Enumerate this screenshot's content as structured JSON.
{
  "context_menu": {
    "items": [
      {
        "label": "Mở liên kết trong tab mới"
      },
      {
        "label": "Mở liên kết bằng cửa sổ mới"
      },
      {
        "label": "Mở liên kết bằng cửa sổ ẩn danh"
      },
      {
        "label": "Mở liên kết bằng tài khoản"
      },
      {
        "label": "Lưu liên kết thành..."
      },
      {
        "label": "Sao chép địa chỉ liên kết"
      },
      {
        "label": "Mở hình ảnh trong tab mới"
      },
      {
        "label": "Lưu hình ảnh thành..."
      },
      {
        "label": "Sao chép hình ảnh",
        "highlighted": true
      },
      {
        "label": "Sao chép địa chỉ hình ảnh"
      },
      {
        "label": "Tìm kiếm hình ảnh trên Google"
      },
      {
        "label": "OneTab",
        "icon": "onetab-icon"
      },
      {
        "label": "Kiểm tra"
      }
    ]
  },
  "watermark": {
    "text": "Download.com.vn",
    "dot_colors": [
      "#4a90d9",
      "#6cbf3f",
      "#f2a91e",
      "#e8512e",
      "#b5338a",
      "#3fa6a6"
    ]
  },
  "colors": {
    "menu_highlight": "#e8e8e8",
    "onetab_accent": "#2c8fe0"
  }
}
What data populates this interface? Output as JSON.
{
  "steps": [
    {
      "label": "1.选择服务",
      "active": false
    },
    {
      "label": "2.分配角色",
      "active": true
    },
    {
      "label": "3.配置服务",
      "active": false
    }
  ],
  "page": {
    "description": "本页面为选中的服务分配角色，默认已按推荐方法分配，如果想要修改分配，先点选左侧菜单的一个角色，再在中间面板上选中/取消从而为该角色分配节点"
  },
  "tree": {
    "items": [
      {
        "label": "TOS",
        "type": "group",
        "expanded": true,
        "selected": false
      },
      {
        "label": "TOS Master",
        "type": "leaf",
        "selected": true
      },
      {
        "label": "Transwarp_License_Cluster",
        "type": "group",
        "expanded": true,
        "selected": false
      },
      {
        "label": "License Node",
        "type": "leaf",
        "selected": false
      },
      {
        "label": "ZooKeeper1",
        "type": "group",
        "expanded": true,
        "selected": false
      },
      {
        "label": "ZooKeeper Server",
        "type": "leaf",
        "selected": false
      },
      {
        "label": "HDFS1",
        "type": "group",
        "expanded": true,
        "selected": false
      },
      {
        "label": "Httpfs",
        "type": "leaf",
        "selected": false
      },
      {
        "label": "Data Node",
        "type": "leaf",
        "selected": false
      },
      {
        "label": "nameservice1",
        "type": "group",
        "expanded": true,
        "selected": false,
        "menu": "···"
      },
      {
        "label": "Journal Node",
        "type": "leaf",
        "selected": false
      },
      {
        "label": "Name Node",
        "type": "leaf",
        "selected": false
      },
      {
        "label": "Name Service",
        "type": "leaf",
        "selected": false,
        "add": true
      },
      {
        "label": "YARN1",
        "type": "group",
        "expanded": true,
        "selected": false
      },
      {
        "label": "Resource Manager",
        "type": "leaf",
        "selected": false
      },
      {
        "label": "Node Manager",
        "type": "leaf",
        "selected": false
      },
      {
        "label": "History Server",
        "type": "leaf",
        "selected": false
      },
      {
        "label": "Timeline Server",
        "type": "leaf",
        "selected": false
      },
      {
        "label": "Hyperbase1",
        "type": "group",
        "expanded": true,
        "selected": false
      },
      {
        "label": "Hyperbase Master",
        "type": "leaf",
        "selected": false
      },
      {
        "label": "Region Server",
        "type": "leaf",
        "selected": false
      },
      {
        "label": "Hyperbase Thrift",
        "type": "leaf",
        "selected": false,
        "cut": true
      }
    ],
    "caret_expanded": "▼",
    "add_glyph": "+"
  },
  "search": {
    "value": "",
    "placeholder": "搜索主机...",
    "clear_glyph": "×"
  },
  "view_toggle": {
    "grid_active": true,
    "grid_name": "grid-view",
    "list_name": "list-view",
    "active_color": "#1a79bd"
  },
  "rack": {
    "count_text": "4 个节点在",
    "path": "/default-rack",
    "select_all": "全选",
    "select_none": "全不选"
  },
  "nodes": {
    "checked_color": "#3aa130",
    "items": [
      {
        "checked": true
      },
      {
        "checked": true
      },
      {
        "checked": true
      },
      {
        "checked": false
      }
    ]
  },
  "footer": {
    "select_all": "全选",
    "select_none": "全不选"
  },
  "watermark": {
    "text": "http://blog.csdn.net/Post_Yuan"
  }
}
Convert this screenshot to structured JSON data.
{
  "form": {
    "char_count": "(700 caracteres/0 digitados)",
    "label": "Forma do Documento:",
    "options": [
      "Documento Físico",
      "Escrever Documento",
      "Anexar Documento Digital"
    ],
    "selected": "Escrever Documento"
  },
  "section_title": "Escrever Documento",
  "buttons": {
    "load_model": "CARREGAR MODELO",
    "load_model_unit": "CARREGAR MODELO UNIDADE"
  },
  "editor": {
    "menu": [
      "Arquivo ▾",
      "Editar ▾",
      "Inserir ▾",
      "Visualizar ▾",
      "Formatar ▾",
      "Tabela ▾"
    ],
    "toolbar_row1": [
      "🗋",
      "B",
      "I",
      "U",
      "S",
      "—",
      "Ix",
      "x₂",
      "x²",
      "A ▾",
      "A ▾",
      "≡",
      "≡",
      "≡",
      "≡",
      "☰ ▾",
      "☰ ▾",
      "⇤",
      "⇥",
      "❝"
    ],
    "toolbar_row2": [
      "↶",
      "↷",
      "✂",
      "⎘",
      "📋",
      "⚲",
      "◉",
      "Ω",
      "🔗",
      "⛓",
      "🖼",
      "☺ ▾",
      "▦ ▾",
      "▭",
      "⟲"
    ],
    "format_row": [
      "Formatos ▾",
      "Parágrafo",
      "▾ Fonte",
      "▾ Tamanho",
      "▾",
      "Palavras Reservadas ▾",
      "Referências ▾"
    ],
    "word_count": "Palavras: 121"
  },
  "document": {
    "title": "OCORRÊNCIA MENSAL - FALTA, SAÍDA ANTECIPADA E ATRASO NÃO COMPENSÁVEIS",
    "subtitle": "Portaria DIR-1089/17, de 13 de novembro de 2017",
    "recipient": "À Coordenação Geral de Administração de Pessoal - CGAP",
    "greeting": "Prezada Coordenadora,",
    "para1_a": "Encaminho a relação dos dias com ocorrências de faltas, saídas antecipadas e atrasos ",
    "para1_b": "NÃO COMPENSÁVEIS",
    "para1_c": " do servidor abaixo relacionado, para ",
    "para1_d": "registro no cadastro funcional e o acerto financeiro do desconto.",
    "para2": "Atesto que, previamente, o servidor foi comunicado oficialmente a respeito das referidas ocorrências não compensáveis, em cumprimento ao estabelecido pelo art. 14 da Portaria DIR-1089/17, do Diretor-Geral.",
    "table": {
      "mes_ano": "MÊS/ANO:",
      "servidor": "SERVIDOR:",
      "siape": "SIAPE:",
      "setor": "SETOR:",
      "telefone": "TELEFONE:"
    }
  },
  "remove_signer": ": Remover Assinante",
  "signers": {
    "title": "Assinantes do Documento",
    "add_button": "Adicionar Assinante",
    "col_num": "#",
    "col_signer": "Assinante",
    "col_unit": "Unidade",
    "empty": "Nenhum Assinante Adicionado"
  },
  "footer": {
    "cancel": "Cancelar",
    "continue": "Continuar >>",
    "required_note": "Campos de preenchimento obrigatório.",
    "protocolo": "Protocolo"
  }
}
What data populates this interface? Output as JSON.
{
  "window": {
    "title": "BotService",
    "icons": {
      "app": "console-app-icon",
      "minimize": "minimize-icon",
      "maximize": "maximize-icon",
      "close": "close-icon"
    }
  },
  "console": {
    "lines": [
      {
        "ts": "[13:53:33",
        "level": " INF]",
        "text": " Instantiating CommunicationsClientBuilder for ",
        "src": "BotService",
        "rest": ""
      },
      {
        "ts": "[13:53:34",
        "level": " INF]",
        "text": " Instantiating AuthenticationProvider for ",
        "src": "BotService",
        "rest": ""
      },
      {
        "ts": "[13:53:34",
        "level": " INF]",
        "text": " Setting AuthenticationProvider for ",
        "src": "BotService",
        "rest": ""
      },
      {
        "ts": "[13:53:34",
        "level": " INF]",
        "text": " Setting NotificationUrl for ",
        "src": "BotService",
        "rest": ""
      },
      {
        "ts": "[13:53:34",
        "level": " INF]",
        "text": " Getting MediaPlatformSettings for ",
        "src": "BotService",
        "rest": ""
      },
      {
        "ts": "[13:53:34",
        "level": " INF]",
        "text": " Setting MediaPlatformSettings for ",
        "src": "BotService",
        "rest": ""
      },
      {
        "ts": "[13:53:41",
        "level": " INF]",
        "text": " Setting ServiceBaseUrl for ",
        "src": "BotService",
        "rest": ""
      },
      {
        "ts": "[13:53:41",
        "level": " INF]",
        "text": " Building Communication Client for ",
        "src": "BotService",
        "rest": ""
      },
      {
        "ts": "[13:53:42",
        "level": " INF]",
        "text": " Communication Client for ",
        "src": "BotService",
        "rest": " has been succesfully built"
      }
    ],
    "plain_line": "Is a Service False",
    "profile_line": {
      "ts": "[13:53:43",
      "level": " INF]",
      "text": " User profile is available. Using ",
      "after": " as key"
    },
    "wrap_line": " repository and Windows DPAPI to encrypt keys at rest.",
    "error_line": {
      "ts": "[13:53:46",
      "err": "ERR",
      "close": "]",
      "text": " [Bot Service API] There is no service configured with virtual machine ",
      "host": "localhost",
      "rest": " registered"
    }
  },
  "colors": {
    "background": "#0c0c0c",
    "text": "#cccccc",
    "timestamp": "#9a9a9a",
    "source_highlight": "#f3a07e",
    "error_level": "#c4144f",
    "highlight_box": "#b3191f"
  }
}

☆ ☆ ☆

* Exercise description
Pick out the lines that have the word "JSON". Copy them all.

* Response
Enumerate this screenshot's content as structured JSON.
What data populates this interface? Output as JSON.
Convert this screenshot to structured JSON data.
What data populates this interface? Output as JSON.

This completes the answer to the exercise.